What you are asked to do:
Lay out every line of the listing below as a Markdown table with the columns Row and Entry, numbering each row and omitting blank lines.

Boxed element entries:
+++
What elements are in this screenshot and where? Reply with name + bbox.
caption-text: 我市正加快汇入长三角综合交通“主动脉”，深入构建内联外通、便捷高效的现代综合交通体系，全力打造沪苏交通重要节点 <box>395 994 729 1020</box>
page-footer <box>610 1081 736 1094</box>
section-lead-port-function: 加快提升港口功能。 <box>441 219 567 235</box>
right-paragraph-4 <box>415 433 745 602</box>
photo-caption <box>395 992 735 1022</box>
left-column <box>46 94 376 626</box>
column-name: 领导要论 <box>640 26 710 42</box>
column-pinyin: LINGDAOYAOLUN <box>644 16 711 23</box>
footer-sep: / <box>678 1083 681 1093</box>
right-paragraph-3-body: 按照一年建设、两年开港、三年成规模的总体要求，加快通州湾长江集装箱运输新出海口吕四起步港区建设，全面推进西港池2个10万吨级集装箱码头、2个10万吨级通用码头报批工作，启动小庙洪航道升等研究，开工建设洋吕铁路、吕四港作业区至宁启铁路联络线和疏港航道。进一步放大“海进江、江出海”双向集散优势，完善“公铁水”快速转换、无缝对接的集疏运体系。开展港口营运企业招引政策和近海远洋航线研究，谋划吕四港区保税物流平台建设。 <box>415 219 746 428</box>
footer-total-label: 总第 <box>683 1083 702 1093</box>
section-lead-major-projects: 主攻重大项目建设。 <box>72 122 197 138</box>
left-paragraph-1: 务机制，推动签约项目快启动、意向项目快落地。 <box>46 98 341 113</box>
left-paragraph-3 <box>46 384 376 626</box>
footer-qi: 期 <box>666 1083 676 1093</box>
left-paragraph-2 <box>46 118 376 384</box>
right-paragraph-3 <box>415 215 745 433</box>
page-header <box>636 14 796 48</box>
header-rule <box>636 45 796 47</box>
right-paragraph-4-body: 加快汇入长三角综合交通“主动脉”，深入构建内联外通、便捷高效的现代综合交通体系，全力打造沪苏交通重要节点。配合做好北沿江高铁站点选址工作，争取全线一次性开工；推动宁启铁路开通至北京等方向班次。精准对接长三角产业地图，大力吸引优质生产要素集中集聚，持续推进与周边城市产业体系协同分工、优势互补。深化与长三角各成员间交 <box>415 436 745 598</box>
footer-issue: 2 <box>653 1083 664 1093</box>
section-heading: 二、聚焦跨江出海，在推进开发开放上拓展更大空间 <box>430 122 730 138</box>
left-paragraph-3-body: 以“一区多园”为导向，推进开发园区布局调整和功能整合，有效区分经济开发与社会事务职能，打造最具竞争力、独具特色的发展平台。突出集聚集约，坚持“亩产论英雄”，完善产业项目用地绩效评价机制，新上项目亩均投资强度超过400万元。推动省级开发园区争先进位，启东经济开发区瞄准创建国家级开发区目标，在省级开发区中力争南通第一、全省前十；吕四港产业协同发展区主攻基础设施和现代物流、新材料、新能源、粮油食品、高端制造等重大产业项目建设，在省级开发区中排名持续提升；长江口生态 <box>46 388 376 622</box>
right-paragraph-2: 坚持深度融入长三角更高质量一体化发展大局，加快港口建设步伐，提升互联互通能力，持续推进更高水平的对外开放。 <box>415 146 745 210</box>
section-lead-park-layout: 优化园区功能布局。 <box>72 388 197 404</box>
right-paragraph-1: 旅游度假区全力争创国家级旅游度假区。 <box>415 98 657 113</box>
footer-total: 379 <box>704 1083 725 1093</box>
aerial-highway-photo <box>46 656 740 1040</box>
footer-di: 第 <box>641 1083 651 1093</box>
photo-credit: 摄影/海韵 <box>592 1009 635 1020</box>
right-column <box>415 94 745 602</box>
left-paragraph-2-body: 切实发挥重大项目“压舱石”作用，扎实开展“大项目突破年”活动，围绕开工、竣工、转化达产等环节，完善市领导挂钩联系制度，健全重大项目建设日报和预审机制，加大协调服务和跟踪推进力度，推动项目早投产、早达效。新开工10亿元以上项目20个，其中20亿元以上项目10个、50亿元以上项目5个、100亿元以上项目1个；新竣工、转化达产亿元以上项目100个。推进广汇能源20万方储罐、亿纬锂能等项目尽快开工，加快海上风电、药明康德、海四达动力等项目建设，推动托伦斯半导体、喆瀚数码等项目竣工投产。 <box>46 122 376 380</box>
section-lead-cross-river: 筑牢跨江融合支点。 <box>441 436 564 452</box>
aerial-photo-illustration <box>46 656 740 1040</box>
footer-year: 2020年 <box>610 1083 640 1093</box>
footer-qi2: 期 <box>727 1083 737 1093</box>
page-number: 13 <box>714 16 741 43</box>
+++
Solution to this problem:
| Row | Entry |
|---|---|
| 1 | What elements are in this screenshot and where? Reply with name + bbox. |
| 2 | caption-text: 我市正加快汇入长三角综合交通“主动脉”，深入构建内联外通、便捷高效的现代综合交通体系，全力打造沪苏交通重要节点 <box>395 994 729 1020</box> |
| 3 | page-footer <box>610 1081 736 1094</box> |
| 4 | section-lead-port-function: 加快提升港口功能。 <box>441 219 567 235</box> |
| 5 | right-paragraph-4 <box>415 433 745 602</box> |
| 6 | photo-caption <box>395 992 735 1022</box> |
| 7 | left-column <box>46 94 376 626</box> |
| 8 | column-name: 领导要论 <box>640 26 710 42</box> |
| 9 | column-pinyin: LINGDAOYAOLUN <box>644 16 711 23</box> |
| 10 | footer-sep: / <box>678 1083 681 1093</box> |
| 11 | right-paragraph-3-body: 按照一年建设、两年开港、三年成规模的总体要求，加快通州湾长江集装箱运输新出海口吕四起步港区建设，全面推进西港池2个10万吨级集装箱码头、2个10万吨级通用码头报批工作，启动小庙洪航道升等研究，开工建设洋吕铁路、吕四港作业区至宁启铁路联络线和疏港航道。进一步放大“海进江、江出海”双向集散优势，完善“公铁水”快速转换、无缝对接的集疏运体系。开展港口营运企业招引政策和近海远洋航线研究，谋划吕四港区保税物流平台建设。 <box>415 219 746 428</box> |
| 12 | footer-total-label: 总第 <box>683 1083 702 1093</box> |
| 13 | section-lead-major-projects: 主攻重大项目建设。 <box>72 122 197 138</box> |
| 14 | left-paragraph-1: 务机制，推动签约项目快启动、意向项目快落地。 <box>46 98 341 113</box> |
| 15 | left-paragraph-3 <box>46 384 376 626</box> |
| 16 | footer-qi: 期 <box>666 1083 676 1093</box> |
| 17 | left-paragraph-2 <box>46 118 376 384</box> |
| 18 | right-paragraph-3 <box>415 215 745 433</box> |
| 19 | page-header <box>636 14 796 48</box> |
| 20 | header-rule <box>636 45 796 47</box> |
| 21 | right-paragraph-4-body: 加快汇入长三角综合交通“主动脉”，深入构建内联外通、便捷高效的现代综合交通体系，全力打造沪苏交通重要节点。配合做好北沿江高铁站点选址工作，争取全线一次性开工；推动宁启铁路开通至北京等方向班次。精准对接长三角产业地图，大力吸引优质生产要素集中集聚，持续推进与周边城市产业体系协同分工、优势互补。深化与长三角各成员间交 <box>415 436 745 598</box> |
| 22 | footer-issue: 2 <box>653 1083 664 1093</box> |
| 23 | section-heading: 二、聚焦跨江出海，在推进开发开放上拓展更大空间 <box>430 122 730 138</box> |
| 24 | left-paragraph-3-body: 以“一区多园”为导向，推进开发园区布局调整和功能整合，有效区分经济开发与社会事务职能，打造最具竞争力、独具特色的发展平台。突出集聚集约，坚持“亩产论英雄”，完善产业项目用地绩效评价机制，新上项目亩均投资强度超过400万元。推动省级开发园区争先进位，启东经济开发区瞄准创建国家级开发区目标，在省级开发区中力争南通第一、全省前十；吕四港产业协同发展区主攻基础设施和现代物流、新材料、新能源、粮油食品、高端制造等重大产业项目建设，在省级开发区中排名持续提升；长江口生态 <box>46 388 376 622</box> |
| 25 | right-paragraph-2: 坚持深度融入长三角更高质量一体化发展大局，加快港口建设步伐，提升互联互通能力，持续推进更高水平的对外开放。 <box>415 146 745 210</box> |
| 26 | section-lead-park-layout: 优化园区功能布局。 <box>72 388 197 404</box> |
| 27 | right-paragraph-1: 旅游度假区全力争创国家级旅游度假区。 <box>415 98 657 113</box> |
| 28 | footer-total: 379 <box>704 1083 725 1093</box> |
| 29 | aerial-highway-photo <box>46 656 740 1040</box> |
| 30 | footer-di: 第 <box>641 1083 651 1093</box> |
| 31 | photo-credit: 摄影/海韵 <box>592 1009 635 1020</box> |
| 32 | right-column <box>415 94 745 602</box> |
| 33 | left-paragraph-2-body: 切实发挥重大项目“压舱石”作用，扎实开展“大项目突破年”活动，围绕开工、竣工、转化达产等环节，完善市领导挂钩联系制度，健全重大项目建设日报和预审机制，加大协调服务和跟踪推进力度，推动项目早投产、早达效。新开工10亿元以上项目20个，其中20亿元以上项目10个、50亿元以上项目5个、100亿元以上项目1个；新竣工、转化达产亿元以上项目100个。推进广汇能源20万方储罐、亿纬锂能等项目尽快开工，加快海上风电、药明康德、海四达动力等项目建设，推动托伦斯半导体、喆瀚数码等项目竣工投产。 <box>46 122 376 380</box> |
| 34 | section-lead-cross-river: 筑牢跨江融合支点。 <box>441 436 564 452</box> |
| 35 | aerial-photo-illustration <box>46 656 740 1040</box> |
| 36 | footer-year: 2020年 <box>610 1083 640 1093</box> |
| 37 | footer-qi2: 期 <box>727 1083 737 1093</box> |
| 38 | page-number: 13 <box>714 16 741 43</box> |